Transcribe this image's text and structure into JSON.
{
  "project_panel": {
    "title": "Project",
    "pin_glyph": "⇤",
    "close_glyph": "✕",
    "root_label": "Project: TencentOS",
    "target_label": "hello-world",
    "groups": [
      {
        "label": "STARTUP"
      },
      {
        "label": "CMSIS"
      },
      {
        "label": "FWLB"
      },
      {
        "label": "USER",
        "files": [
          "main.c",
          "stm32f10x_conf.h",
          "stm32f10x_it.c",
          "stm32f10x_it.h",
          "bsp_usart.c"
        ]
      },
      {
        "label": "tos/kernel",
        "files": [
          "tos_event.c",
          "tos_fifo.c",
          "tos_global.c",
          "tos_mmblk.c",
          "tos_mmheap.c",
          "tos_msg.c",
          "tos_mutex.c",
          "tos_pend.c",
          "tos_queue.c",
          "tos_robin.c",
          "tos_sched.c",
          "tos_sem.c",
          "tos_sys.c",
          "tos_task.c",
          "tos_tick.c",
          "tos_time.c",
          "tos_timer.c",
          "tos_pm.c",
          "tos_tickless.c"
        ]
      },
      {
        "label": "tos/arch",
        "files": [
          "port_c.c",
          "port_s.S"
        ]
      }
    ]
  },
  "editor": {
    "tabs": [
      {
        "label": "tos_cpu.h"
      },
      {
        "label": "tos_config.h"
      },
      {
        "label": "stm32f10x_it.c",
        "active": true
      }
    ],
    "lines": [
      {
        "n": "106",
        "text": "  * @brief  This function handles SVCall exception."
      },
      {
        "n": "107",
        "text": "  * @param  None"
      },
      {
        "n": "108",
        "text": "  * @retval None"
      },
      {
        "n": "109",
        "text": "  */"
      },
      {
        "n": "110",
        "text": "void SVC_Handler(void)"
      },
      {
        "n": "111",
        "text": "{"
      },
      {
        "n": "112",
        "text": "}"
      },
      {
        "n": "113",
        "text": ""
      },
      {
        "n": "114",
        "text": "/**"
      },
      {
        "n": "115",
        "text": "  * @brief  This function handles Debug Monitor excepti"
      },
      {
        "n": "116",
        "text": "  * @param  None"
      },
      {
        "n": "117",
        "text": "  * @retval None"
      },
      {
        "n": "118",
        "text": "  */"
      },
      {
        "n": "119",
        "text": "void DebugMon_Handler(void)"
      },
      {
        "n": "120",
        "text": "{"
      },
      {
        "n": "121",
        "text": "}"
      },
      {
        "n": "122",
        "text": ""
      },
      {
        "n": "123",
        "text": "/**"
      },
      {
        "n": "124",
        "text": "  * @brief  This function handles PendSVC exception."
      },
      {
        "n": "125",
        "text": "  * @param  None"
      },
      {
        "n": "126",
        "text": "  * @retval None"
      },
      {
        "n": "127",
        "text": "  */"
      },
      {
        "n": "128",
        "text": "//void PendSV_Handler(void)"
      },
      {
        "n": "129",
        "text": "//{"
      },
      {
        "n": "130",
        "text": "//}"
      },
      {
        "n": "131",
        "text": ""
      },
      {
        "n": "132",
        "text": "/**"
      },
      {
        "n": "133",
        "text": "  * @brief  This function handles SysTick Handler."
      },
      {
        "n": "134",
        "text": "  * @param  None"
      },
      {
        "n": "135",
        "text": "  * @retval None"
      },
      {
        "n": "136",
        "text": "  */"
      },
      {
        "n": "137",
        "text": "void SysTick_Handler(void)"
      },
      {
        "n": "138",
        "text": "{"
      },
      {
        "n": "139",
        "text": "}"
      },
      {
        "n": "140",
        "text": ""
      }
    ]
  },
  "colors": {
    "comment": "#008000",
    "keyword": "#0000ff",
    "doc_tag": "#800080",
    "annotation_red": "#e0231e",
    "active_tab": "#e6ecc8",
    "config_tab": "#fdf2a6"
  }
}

********

What you have to do: Locate the string "brief" in the listing above and copy every line where it occurs.

Response to this task:
        "text": "  * @brief  This function handles SVCall exception."
        "text": "  * @brief  This function handles Debug Monitor excepti"
        "text": "  * @brief  This function handles PendSVC exception."
        "text": "  * @brief  This function handles SysTick Handler."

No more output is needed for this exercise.